Print every line of the material below word for word, leaving nothing out and changing nothing.

▸ **Items**:
######
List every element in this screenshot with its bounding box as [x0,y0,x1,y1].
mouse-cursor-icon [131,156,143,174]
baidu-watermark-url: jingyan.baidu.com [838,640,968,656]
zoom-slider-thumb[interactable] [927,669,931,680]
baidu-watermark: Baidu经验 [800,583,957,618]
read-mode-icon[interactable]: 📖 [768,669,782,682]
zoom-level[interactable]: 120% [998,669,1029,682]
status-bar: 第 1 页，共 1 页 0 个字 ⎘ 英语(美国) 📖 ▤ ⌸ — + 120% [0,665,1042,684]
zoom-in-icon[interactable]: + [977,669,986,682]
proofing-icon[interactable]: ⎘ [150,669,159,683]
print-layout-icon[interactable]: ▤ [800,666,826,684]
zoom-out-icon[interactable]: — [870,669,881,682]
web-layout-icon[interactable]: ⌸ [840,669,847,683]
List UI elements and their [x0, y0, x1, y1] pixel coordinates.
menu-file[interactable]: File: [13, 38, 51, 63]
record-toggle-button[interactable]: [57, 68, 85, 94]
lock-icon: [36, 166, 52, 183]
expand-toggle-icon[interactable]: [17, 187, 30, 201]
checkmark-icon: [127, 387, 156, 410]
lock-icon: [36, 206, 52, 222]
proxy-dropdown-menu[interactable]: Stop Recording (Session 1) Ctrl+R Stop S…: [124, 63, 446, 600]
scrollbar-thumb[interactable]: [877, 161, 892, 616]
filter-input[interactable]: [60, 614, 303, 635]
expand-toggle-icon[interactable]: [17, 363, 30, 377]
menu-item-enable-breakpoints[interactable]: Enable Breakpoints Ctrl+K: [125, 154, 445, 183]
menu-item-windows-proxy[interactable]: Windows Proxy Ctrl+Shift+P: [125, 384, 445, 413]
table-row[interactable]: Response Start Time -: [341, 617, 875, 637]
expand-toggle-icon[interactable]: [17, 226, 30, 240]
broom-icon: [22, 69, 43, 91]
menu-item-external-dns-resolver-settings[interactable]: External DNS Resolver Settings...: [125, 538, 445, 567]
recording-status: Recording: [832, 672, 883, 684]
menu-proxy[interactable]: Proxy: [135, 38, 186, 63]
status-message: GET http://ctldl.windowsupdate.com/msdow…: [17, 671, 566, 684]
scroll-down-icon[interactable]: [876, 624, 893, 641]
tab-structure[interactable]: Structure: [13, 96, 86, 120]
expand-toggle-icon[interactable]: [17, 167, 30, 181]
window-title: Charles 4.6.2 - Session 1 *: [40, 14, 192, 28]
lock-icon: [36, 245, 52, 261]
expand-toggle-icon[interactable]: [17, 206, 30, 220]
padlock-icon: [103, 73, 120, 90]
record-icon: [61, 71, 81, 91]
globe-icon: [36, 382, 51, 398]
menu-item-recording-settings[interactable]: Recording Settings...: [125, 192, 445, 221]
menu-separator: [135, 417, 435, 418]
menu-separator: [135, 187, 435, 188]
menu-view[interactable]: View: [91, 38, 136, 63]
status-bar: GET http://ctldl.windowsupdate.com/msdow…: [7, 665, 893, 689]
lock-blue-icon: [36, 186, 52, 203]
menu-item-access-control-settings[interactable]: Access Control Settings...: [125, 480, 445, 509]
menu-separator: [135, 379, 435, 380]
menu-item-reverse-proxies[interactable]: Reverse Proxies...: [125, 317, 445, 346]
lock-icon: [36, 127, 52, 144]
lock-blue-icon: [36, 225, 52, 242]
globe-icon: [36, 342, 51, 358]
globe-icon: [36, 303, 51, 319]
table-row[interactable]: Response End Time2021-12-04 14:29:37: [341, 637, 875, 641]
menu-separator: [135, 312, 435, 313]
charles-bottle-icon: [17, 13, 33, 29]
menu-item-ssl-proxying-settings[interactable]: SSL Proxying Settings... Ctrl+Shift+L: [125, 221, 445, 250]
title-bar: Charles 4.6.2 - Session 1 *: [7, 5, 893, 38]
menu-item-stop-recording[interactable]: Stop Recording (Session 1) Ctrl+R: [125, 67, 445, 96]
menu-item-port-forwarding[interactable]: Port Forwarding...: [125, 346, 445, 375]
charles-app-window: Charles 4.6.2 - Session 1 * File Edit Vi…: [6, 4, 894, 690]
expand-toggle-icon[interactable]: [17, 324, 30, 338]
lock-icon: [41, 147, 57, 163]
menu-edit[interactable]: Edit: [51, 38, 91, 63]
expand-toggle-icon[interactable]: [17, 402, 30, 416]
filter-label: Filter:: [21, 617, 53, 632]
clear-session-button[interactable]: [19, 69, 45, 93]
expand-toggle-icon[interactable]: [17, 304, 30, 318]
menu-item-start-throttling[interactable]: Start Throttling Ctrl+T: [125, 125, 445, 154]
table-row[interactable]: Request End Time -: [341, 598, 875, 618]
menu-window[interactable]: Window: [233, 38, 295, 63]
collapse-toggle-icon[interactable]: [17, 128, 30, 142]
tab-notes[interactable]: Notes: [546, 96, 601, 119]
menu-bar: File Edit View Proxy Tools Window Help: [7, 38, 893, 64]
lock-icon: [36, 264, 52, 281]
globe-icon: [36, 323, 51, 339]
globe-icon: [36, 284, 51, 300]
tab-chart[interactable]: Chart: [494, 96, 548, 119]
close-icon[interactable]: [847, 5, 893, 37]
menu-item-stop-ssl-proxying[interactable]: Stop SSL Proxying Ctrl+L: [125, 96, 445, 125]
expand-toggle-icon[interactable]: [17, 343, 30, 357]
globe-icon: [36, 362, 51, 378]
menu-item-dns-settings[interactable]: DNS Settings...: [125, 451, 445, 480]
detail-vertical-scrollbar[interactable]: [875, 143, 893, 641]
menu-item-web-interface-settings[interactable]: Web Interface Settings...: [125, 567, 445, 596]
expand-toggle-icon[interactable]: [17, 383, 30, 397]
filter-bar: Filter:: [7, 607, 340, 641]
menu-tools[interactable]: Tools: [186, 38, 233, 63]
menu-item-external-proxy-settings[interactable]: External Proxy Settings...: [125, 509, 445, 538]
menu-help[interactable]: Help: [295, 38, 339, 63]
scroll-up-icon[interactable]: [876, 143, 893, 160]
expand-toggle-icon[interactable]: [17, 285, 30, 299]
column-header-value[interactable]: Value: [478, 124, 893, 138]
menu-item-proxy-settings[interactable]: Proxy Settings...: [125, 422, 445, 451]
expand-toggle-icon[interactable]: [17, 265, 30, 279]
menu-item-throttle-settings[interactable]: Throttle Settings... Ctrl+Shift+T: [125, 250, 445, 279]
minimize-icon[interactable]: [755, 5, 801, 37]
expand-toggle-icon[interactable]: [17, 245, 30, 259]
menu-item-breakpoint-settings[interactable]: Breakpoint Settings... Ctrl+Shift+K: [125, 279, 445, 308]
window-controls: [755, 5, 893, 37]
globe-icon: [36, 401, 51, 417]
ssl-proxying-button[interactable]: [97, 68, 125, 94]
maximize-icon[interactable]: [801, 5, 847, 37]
######
▸ **Answer for this exercise**:
List every element in this screenshot with its bounding box as [x0,y0,x1,y1].
mouse-cursor-icon [131,156,143,174]
baidu-watermark-url: jingyan.baidu.com [838,640,968,656]
zoom-slider-thumb[interactable] [927,669,931,680]
baidu-watermark: Baidu经验 [800,583,957,618]
read-mode-icon[interactable]: 📖 [768,669,782,682]
zoom-level[interactable]: 120% [998,669,1029,682]
status-bar: 第 1 页，共 1 页 0 个字 ⎘ 英语(美国) 📖 ▤ ⌸ — + 120% [0,665,1042,684]
zoom-in-icon[interactable]: + [977,669,986,682]
proofing-icon[interactable]: ⎘ [150,669,159,683]
print-layout-icon[interactable]: ▤ [800,666,826,684]
zoom-out-icon[interactable]: — [870,669,881,682]
web-layout-icon[interactable]: ⌸ [840,669,847,683]
List UI elements and their [x0, y0, x1, y1] pixel coordinates.
menu-file[interactable]: File: [13, 38, 51, 63]
record-toggle-button[interactable]: [57, 68, 85, 94]
lock-icon: [36, 166, 52, 183]
expand-toggle-icon[interactable]: [17, 187, 30, 201]
checkmark-icon: [127, 387, 156, 410]
lock-icon: [36, 206, 52, 222]
proxy-dropdown-menu[interactable]: Stop Recording (Session 1) Ctrl+R Stop S…: [124, 63, 446, 600]
scrollbar-thumb[interactable]: [877, 161, 892, 616]
filter-input[interactable]: [60, 614, 303, 635]
expand-toggle-icon[interactable]: [17, 363, 30, 377]
menu-item-enable-breakpoints[interactable]: Enable Breakpoints Ctrl+K: [125, 154, 445, 183]
menu-item-windows-proxy[interactable]: Windows Proxy Ctrl+Shift+P: [125, 384, 445, 413]
table-row[interactable]: Response Start Time -: [341, 617, 875, 637]
expand-toggle-icon[interactable]: [17, 226, 30, 240]
broom-icon: [22, 69, 43, 91]
menu-item-external-dns-resolver-settings[interactable]: External DNS Resolver Settings...: [125, 538, 445, 567]
recording-status: Recording: [832, 672, 883, 684]
menu-proxy[interactable]: Proxy: [135, 38, 186, 63]
status-message: GET http://ctldl.windowsupdate.com/msdow…: [17, 671, 566, 684]
scroll-down-icon[interactable]: [876, 624, 893, 641]
tab-structure[interactable]: Structure: [13, 96, 86, 120]
expand-toggle-icon[interactable]: [17, 167, 30, 181]
window-title: Charles 4.6.2 - Session 1 *: [40, 14, 192, 28]
lock-icon: [36, 245, 52, 261]
expand-toggle-icon[interactable]: [17, 206, 30, 220]
padlock-icon: [103, 73, 120, 90]
record-icon: [61, 71, 81, 91]
globe-icon: [36, 382, 51, 398]
menu-item-recording-settings[interactable]: Recording Settings...: [125, 192, 445, 221]
menu-separator: [135, 417, 435, 418]
menu-separator: [135, 187, 435, 188]
menu-view[interactable]: View: [91, 38, 136, 63]
status-bar: GET http://ctldl.windowsupdate.com/msdow…: [7, 665, 893, 689]
lock-blue-icon: [36, 186, 52, 203]
menu-item-access-control-settings[interactable]: Access Control Settings...: [125, 480, 445, 509]
menu-separator: [135, 379, 435, 380]
menu-item-reverse-proxies[interactable]: Reverse Proxies...: [125, 317, 445, 346]
lock-icon: [36, 127, 52, 144]
lock-blue-icon: [36, 225, 52, 242]
globe-icon: [36, 342, 51, 358]
globe-icon: [36, 303, 51, 319]
table-row[interactable]: Response End Time2021-12-04 14:29:37: [341, 637, 875, 641]
menu-separator: [135, 312, 435, 313]
charles-bottle-icon: [17, 13, 33, 29]
menu-item-ssl-proxying-settings[interactable]: SSL Proxying Settings... Ctrl+Shift+L: [125, 221, 445, 250]
title-bar: Charles 4.6.2 - Session 1 *: [7, 5, 893, 38]
menu-item-stop-recording[interactable]: Stop Recording (Session 1) Ctrl+R: [125, 67, 445, 96]
menu-item-port-forwarding[interactable]: Port Forwarding...: [125, 346, 445, 375]
charles-app-window: Charles 4.6.2 - Session 1 * File Edit Vi…: [6, 4, 894, 690]
expand-toggle-icon[interactable]: [17, 324, 30, 338]
lock-icon: [41, 147, 57, 163]
menu-edit[interactable]: Edit: [51, 38, 91, 63]
expand-toggle-icon[interactable]: [17, 402, 30, 416]
filter-label: Filter:: [21, 617, 53, 632]
clear-session-button[interactable]: [19, 69, 45, 93]
expand-toggle-icon[interactable]: [17, 304, 30, 318]
menu-item-start-throttling[interactable]: Start Throttling Ctrl+T: [125, 125, 445, 154]
table-row[interactable]: Request End Time -: [341, 598, 875, 618]
menu-window[interactable]: Window: [233, 38, 295, 63]
collapse-toggle-icon[interactable]: [17, 128, 30, 142]
tab-notes[interactable]: Notes: [546, 96, 601, 119]
menu-bar: File Edit View Proxy Tools Window Help: [7, 38, 893, 64]
lock-icon: [36, 264, 52, 281]
globe-icon: [36, 323, 51, 339]
globe-icon: [36, 284, 51, 300]
tab-chart[interactable]: Chart: [494, 96, 548, 119]
close-icon[interactable]: [847, 5, 893, 37]
menu-item-stop-ssl-proxying[interactable]: Stop SSL Proxying Ctrl+L: [125, 96, 445, 125]
expand-toggle-icon[interactable]: [17, 343, 30, 357]
globe-icon: [36, 362, 51, 378]
menu-item-dns-settings[interactable]: DNS Settings...: [125, 451, 445, 480]
detail-vertical-scrollbar[interactable]: [875, 143, 893, 641]
menu-item-web-interface-settings[interactable]: Web Interface Settings...: [125, 567, 445, 596]
expand-toggle-icon[interactable]: [17, 383, 30, 397]
filter-bar: Filter:: [7, 607, 340, 641]
menu-tools[interactable]: Tools: [186, 38, 233, 63]
menu-item-external-proxy-settings[interactable]: External Proxy Settings...: [125, 509, 445, 538]
menu-help[interactable]: Help: [295, 38, 339, 63]
scroll-up-icon[interactable]: [876, 143, 893, 160]
expand-toggle-icon[interactable]: [17, 285, 30, 299]
column-header-value[interactable]: Value: [478, 124, 893, 138]
menu-item-proxy-settings[interactable]: Proxy Settings...: [125, 422, 445, 451]
expand-toggle-icon[interactable]: [17, 265, 30, 279]
menu-item-throttle-settings[interactable]: Throttle Settings... Ctrl+Shift+T: [125, 250, 445, 279]
minimize-icon[interactable]: [755, 5, 801, 37]
expand-toggle-icon[interactable]: [17, 245, 30, 259]
menu-item-breakpoint-settings[interactable]: Breakpoint Settings... Ctrl+Shift+K: [125, 279, 445, 308]
window-controls: [755, 5, 893, 37]
globe-icon: [36, 401, 51, 417]
ssl-proxying-button[interactable]: [97, 68, 125, 94]
maximize-icon[interactable]: [801, 5, 847, 37]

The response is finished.